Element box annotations

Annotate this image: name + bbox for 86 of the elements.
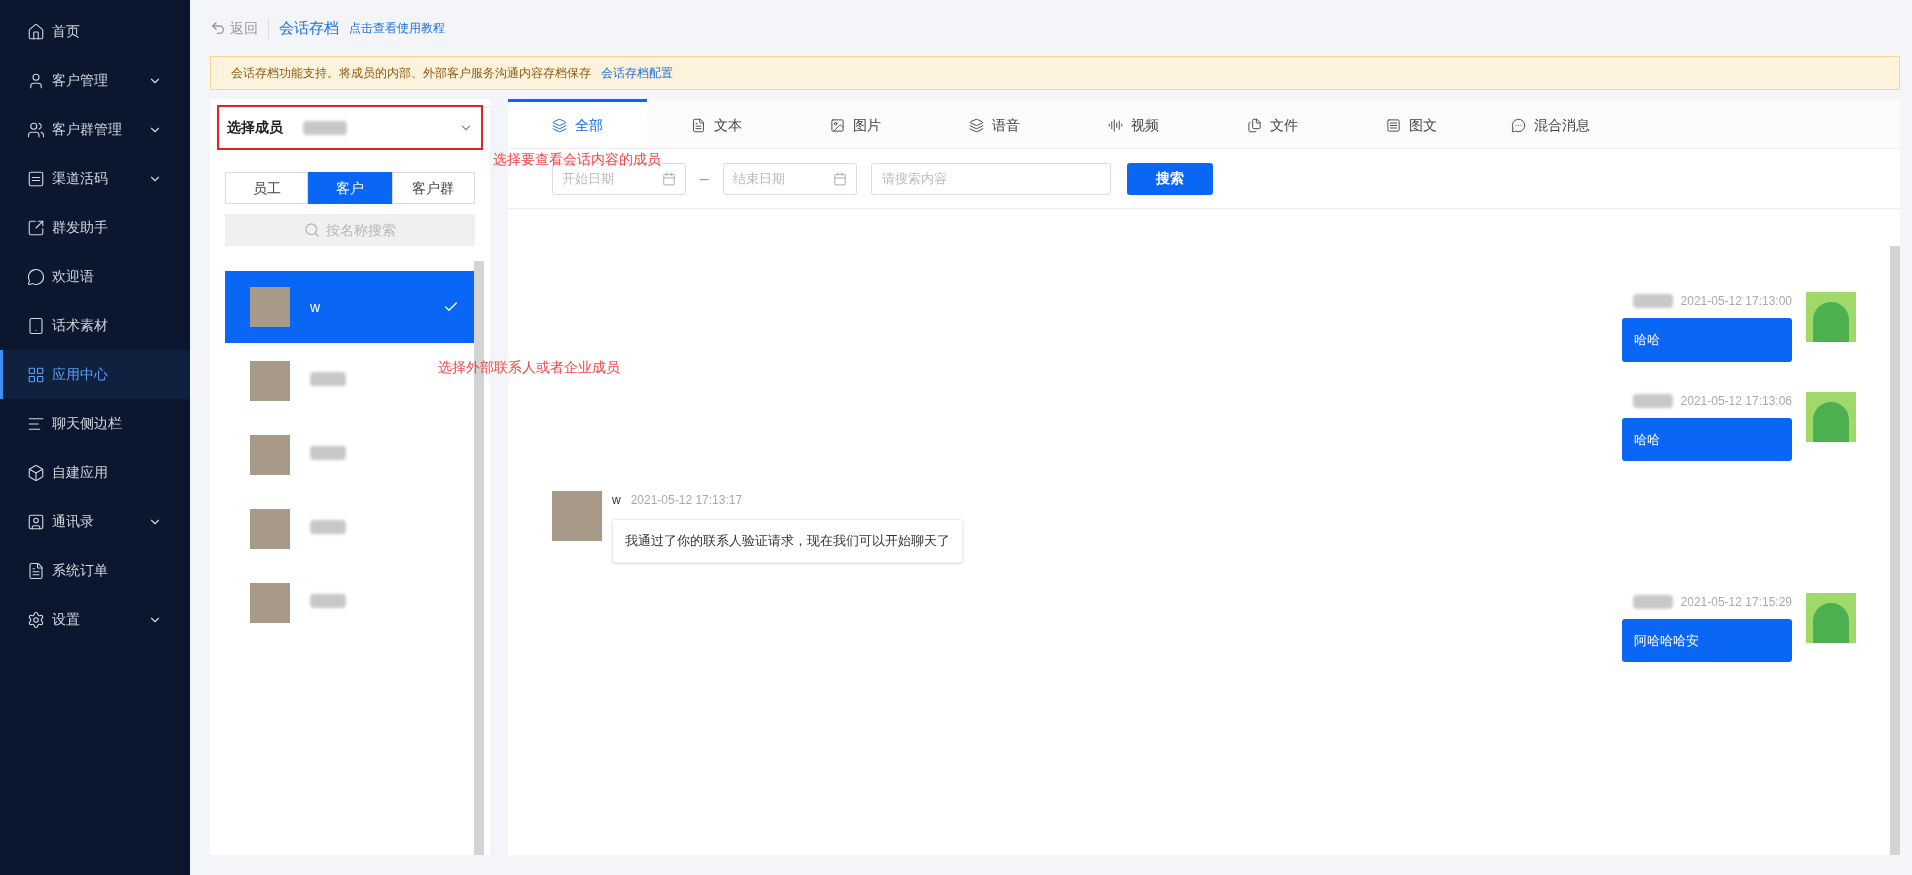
chat-icon bbox=[27, 267, 45, 286]
message-bubble: 我通过了你的联系人验证请求，现在我们可以开始聊天了 bbox=[612, 519, 963, 563]
annotation-text: 选择外部联系人或者企业成员 bbox=[438, 358, 620, 377]
notice-text: 会话存档功能支持。将成员的内部、外部客户服务沟通内容存档保存 bbox=[231, 65, 591, 82]
sidebar-item[interactable]: 自建应用 bbox=[0, 448, 190, 497]
sender-name: w bbox=[612, 492, 621, 509]
contact-tab[interactable]: 客户 bbox=[308, 172, 392, 204]
message-time: 2021-05-12 17:13:06 bbox=[1680, 392, 1792, 410]
message-tab[interactable]: 图文 bbox=[1342, 99, 1481, 148]
photo-placeholder bbox=[250, 287, 290, 327]
files-icon bbox=[1247, 117, 1262, 133]
document-icon bbox=[691, 117, 706, 133]
message-time: 2021-05-12 17:13:00 bbox=[1680, 293, 1792, 310]
message-tab[interactable]: 图片 bbox=[786, 99, 925, 148]
apps-icon bbox=[27, 365, 45, 384]
layers-icon bbox=[552, 117, 567, 133]
audio-wave-icon bbox=[1108, 117, 1123, 133]
message-tab[interactable]: 语音 bbox=[925, 99, 1064, 148]
message-time: 2021-05-12 17:15:29 bbox=[1680, 593, 1792, 611]
blurred-name bbox=[310, 594, 346, 608]
blurred-name bbox=[1632, 393, 1673, 408]
frog-avatar bbox=[1806, 292, 1856, 342]
contact-tab[interactable]: 员工 bbox=[225, 172, 309, 204]
message-tab[interactable]: 视频 bbox=[1064, 99, 1203, 148]
back-arrow-icon bbox=[210, 20, 226, 36]
sidebar-item[interactable]: 首页 bbox=[0, 7, 190, 56]
frog-avatar bbox=[1806, 592, 1856, 643]
sidebar-item[interactable]: 客户群管理 bbox=[0, 105, 190, 154]
search-input[interactable]: 请搜索内容 bbox=[870, 162, 1111, 195]
message-tab[interactable]: 全部 bbox=[508, 99, 647, 148]
member-select-label: 选择成员 bbox=[227, 118, 283, 137]
sidebar-item[interactable]: 系统订单 bbox=[0, 546, 190, 595]
frog-avatar bbox=[1806, 391, 1856, 442]
photo-placeholder bbox=[250, 361, 290, 401]
tutorial-link[interactable]: 点击查看使用教程 bbox=[349, 19, 445, 37]
sidebar-item[interactable]: 设置 bbox=[0, 595, 190, 644]
message-bubble: 阿哈哈哈安 bbox=[1622, 618, 1792, 662]
sidebar-item[interactable]: 客户管理 bbox=[0, 56, 190, 105]
photo-placeholder bbox=[250, 583, 290, 623]
search-button[interactable]: 搜索 bbox=[1126, 162, 1213, 195]
calendar-icon bbox=[662, 171, 676, 186]
layers-icon bbox=[969, 117, 984, 133]
contact-card-icon bbox=[27, 512, 45, 531]
blurred-name bbox=[1632, 294, 1673, 308]
box-icon bbox=[27, 463, 45, 482]
contact-name: w bbox=[310, 299, 321, 315]
sidebar-item[interactable]: 通讯录 bbox=[0, 497, 190, 546]
sidebar-item[interactable]: 话术素材 bbox=[0, 301, 190, 350]
member-select[interactable]: 选择成员 bbox=[217, 105, 483, 150]
message-tab[interactable]: 文件 bbox=[1203, 99, 1342, 148]
blurred-name bbox=[310, 372, 346, 386]
config-link[interactable]: 会话存档配置 bbox=[601, 64, 673, 82]
home-icon bbox=[27, 22, 45, 41]
contact-tab[interactable]: 客户群 bbox=[391, 172, 475, 204]
document-icon bbox=[27, 561, 45, 580]
sidebar-item[interactable]: 应用中心 bbox=[0, 350, 190, 399]
message-tab[interactable]: 文本 bbox=[647, 99, 786, 148]
chat-bubble-icon bbox=[1511, 117, 1526, 133]
sidebar-item[interactable]: 群发助手 bbox=[0, 203, 190, 252]
blurred-name bbox=[1632, 594, 1673, 609]
calendar-icon bbox=[832, 171, 847, 186]
users-icon bbox=[27, 120, 45, 139]
blurred-name bbox=[303, 120, 347, 135]
message-bubble: 哈哈 bbox=[1622, 417, 1792, 461]
message-time: 2021-05-12 17:13:17 bbox=[630, 492, 743, 509]
image-icon bbox=[830, 117, 845, 133]
photo-placeholder bbox=[250, 435, 290, 475]
contact-item[interactable]: w bbox=[225, 271, 474, 343]
blurred-name bbox=[310, 446, 346, 460]
search-icon bbox=[304, 222, 320, 238]
sidebar-item[interactable]: 聊天侧边栏 bbox=[0, 399, 190, 448]
share-icon bbox=[27, 218, 45, 237]
page-title: 会话存档 bbox=[279, 17, 339, 38]
message-tab[interactable]: 混合消息 bbox=[1481, 99, 1620, 148]
blurred-name bbox=[310, 520, 346, 534]
sidebar-item[interactable]: 欢迎语 bbox=[0, 252, 190, 301]
message-bubble: 哈哈 bbox=[1622, 318, 1792, 362]
card-icon bbox=[1386, 117, 1401, 133]
photo-placeholder bbox=[552, 491, 602, 541]
user-icon bbox=[27, 71, 45, 90]
tablet-icon bbox=[27, 316, 45, 335]
photo-placeholder bbox=[250, 509, 290, 549]
date-separator: – bbox=[700, 168, 709, 189]
sidebar-item[interactable]: 渠道活码 bbox=[0, 154, 190, 203]
settings-icon bbox=[27, 610, 45, 629]
scrollbar[interactable] bbox=[1890, 246, 1900, 855]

_WHAT YOU NEED TO DO:_
Edit the entries from the line containing "chat-icon bbox=[27, 267, 45, 286]" through the line containing "sidebar-item[interactable]: 客户管理 bbox=[0, 56, 190, 105]", changing "frog-avatar" to "user-avatar" and leaving everything else as it is. Give back only those lines.

_EXPECTED OUTPUT:_
chat-icon bbox=[27, 267, 45, 286]
message-bubble: 我通过了你的联系人验证请求，现在我们可以开始聊天了 bbox=[612, 519, 963, 563]
annotation-text: 选择外部联系人或者企业成员 bbox=[438, 358, 620, 377]
notice-text: 会话存档功能支持。将成员的内部、外部客户服务沟通内容存档保存 bbox=[231, 65, 591, 82]
sidebar-item[interactable]: 自建应用 bbox=[0, 448, 190, 497]
sender-name: w bbox=[612, 492, 621, 509]
contact-tab[interactable]: 客户 bbox=[308, 172, 392, 204]
message-time: 2021-05-12 17:13:06 bbox=[1680, 392, 1792, 410]
message-tab[interactable]: 图文 bbox=[1342, 99, 1481, 148]
photo-placeholder bbox=[250, 287, 290, 327]
files-icon bbox=[1247, 117, 1262, 133]
document-icon bbox=[691, 117, 706, 133]
message-time: 2021-05-12 17:13:00 bbox=[1680, 293, 1792, 310]
message-tab[interactable]: 图片 bbox=[786, 99, 925, 148]
apps-icon bbox=[27, 365, 45, 384]
layers-icon bbox=[552, 117, 567, 133]
audio-wave-icon bbox=[1108, 117, 1123, 133]
message-tab[interactable]: 语音 bbox=[925, 99, 1064, 148]
message-time: 2021-05-12 17:15:29 bbox=[1680, 593, 1792, 611]
blurred-name bbox=[310, 594, 346, 608]
blurred-name bbox=[1632, 393, 1673, 408]
user-avatar bbox=[1806, 292, 1856, 342]
contact-tab[interactable]: 员工 bbox=[225, 172, 309, 204]
message-tab[interactable]: 视频 bbox=[1064, 99, 1203, 148]
back-arrow-icon bbox=[210, 20, 226, 36]
sidebar-item[interactable]: 首页 bbox=[0, 7, 190, 56]
user-avatar bbox=[1806, 592, 1856, 643]
sidebar-item[interactable]: 客户群管理 bbox=[0, 105, 190, 154]
search-input[interactable]: 请搜索内容 bbox=[870, 162, 1111, 195]
message-tab[interactable]: 全部 bbox=[508, 99, 647, 148]
member-select-label: 选择成员 bbox=[227, 118, 283, 137]
sidebar-item[interactable]: 系统订单 bbox=[0, 546, 190, 595]
user-avatar bbox=[1806, 391, 1856, 442]
photo-placeholder bbox=[250, 361, 290, 401]
tutorial-link[interactable]: 点击查看使用教程 bbox=[349, 19, 445, 37]
sidebar-item[interactable]: 设置 bbox=[0, 595, 190, 644]
message-bubble: 阿哈哈哈安 bbox=[1622, 618, 1792, 662]
sidebar-item[interactable]: 客户管理 bbox=[0, 56, 190, 105]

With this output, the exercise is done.